Data entries:
◇ ◇ ◇ ◇ ◇

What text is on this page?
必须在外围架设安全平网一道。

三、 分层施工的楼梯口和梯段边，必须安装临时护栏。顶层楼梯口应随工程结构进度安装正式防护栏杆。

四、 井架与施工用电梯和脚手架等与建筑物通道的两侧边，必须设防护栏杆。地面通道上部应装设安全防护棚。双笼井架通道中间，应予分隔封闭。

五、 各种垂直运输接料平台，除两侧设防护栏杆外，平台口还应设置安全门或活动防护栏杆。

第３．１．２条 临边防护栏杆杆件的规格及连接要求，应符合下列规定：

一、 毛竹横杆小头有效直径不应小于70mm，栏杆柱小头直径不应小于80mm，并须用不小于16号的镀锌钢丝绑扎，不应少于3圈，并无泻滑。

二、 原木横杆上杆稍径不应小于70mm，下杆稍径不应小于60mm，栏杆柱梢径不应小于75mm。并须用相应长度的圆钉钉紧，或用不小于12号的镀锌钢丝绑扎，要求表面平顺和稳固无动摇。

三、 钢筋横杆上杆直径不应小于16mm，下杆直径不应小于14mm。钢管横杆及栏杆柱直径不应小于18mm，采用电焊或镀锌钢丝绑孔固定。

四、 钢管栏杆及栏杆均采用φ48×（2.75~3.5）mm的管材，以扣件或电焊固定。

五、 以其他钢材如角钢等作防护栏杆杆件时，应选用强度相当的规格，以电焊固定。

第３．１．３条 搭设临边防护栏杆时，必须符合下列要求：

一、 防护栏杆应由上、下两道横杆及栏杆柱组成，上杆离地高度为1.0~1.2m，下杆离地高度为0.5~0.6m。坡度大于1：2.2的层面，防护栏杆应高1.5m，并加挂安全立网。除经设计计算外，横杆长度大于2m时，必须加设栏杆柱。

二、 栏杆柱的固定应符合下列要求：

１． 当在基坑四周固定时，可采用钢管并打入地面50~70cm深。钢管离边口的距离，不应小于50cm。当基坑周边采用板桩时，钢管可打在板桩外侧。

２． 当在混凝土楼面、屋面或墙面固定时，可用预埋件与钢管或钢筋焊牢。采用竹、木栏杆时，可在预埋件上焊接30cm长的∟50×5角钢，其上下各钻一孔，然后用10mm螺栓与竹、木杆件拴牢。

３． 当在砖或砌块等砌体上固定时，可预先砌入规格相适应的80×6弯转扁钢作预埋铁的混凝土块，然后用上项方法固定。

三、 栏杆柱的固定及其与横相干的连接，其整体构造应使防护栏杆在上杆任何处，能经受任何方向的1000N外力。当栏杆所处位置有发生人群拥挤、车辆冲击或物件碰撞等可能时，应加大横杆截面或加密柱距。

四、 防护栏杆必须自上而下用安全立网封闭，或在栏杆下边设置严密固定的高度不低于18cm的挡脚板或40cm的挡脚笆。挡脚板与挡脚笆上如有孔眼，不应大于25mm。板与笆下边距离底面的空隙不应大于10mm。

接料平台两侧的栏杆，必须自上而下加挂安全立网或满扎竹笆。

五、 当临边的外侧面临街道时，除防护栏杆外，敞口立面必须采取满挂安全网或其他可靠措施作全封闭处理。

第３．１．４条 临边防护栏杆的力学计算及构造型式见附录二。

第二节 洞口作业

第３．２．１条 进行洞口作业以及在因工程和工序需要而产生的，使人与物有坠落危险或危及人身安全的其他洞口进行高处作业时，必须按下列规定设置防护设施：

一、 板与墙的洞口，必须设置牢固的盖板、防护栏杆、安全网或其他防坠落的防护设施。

◇ ◇ ◇ ◇ ◇

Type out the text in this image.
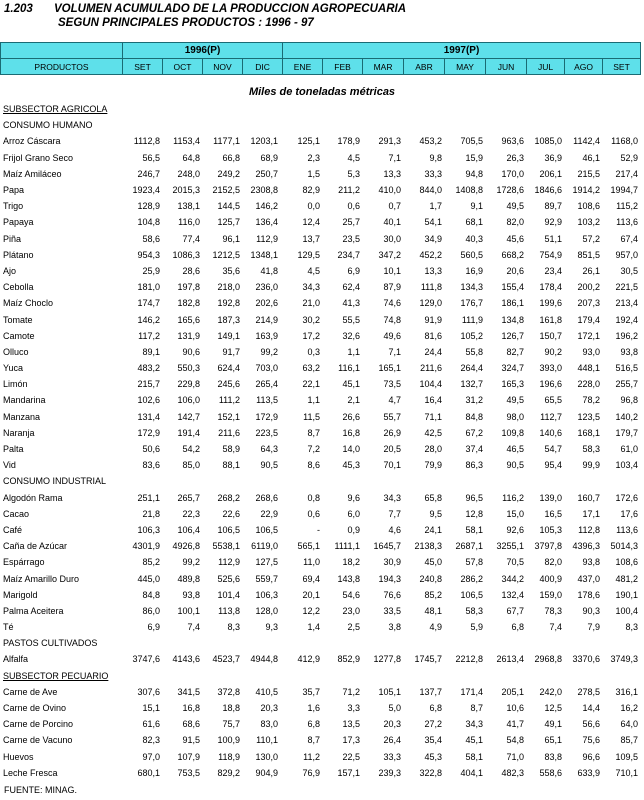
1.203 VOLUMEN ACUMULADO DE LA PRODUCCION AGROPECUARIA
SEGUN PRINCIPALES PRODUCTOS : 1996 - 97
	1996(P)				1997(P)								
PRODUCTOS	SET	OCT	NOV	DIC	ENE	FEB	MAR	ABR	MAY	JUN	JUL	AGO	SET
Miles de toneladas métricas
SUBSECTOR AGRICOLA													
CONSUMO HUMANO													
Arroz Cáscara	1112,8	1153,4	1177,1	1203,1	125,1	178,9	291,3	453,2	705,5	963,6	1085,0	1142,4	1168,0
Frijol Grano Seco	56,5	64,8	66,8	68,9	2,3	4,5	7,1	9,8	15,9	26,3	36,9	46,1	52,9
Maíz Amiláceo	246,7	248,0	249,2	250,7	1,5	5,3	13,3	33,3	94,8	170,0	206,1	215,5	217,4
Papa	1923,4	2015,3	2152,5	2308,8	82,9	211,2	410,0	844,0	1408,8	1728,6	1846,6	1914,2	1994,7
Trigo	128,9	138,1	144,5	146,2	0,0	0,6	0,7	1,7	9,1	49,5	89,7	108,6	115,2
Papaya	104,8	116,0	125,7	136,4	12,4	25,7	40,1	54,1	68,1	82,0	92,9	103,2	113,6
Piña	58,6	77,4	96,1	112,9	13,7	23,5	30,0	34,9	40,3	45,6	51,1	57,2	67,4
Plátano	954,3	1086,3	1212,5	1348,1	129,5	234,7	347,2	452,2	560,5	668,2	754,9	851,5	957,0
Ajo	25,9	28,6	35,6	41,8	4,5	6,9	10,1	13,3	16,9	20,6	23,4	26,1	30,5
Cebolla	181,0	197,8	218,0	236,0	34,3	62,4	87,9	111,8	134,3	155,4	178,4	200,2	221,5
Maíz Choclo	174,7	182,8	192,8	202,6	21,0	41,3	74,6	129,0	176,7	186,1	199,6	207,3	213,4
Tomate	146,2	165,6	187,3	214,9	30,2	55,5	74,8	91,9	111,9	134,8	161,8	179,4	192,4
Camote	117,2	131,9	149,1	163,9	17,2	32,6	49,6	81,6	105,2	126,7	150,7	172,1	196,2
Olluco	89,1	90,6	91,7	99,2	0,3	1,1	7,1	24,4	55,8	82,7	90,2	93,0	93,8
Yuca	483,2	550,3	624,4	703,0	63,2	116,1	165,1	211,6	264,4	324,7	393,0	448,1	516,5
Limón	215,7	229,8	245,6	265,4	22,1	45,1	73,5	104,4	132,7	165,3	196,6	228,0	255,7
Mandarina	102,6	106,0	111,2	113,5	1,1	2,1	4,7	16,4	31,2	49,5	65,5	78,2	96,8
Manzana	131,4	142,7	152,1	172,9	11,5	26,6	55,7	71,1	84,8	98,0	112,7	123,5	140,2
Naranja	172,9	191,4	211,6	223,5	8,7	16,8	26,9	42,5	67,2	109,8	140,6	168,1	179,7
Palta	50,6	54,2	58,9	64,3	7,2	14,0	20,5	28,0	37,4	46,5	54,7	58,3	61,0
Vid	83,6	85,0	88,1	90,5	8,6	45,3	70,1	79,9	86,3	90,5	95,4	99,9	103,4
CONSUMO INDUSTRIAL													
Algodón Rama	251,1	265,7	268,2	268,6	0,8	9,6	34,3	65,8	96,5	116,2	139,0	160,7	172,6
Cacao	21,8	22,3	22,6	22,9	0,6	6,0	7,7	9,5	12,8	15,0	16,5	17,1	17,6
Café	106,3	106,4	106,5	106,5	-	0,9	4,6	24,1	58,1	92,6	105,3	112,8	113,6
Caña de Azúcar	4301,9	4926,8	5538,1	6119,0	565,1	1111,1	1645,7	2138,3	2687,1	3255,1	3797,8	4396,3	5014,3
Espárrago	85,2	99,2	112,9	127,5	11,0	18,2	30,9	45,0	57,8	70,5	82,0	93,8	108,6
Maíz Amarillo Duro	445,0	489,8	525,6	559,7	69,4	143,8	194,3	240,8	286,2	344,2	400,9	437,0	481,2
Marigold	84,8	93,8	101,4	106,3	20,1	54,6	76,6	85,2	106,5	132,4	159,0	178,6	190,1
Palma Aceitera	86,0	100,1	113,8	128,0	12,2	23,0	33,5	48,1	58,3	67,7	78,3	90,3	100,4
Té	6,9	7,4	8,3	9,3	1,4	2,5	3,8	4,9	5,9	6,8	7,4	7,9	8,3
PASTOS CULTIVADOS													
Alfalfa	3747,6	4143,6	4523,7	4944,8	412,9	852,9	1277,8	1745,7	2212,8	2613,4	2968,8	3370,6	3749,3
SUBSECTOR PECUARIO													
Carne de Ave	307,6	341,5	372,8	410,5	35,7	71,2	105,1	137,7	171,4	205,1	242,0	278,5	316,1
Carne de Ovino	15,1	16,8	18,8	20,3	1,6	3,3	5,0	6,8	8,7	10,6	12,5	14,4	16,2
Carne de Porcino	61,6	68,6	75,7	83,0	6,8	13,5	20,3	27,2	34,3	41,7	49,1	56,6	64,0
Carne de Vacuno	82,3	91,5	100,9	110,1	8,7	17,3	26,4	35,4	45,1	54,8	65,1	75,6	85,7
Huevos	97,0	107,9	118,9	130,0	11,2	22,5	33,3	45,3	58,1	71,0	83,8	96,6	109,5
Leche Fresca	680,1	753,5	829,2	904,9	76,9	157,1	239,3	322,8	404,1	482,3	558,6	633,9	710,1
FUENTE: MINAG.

◇ ◇ ◇ ◇ ◇

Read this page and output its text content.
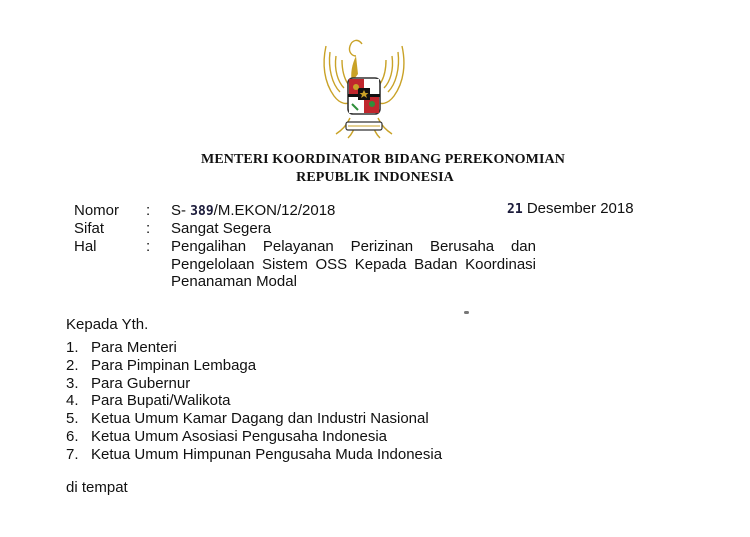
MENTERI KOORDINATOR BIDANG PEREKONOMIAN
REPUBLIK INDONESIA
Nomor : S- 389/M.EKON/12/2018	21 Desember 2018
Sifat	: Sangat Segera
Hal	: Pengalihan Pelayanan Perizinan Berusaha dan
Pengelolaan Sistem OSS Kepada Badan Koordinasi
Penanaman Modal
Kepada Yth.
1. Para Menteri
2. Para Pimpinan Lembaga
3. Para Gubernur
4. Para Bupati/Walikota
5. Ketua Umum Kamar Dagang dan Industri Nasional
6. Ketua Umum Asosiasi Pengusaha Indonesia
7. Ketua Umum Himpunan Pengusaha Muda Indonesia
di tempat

◇ ◇ ◇ ◇ ◇

-- What the exercise asks --
Provide only the number of lines in the entries that hold the word "Para".

-- Solution to this exercise --
4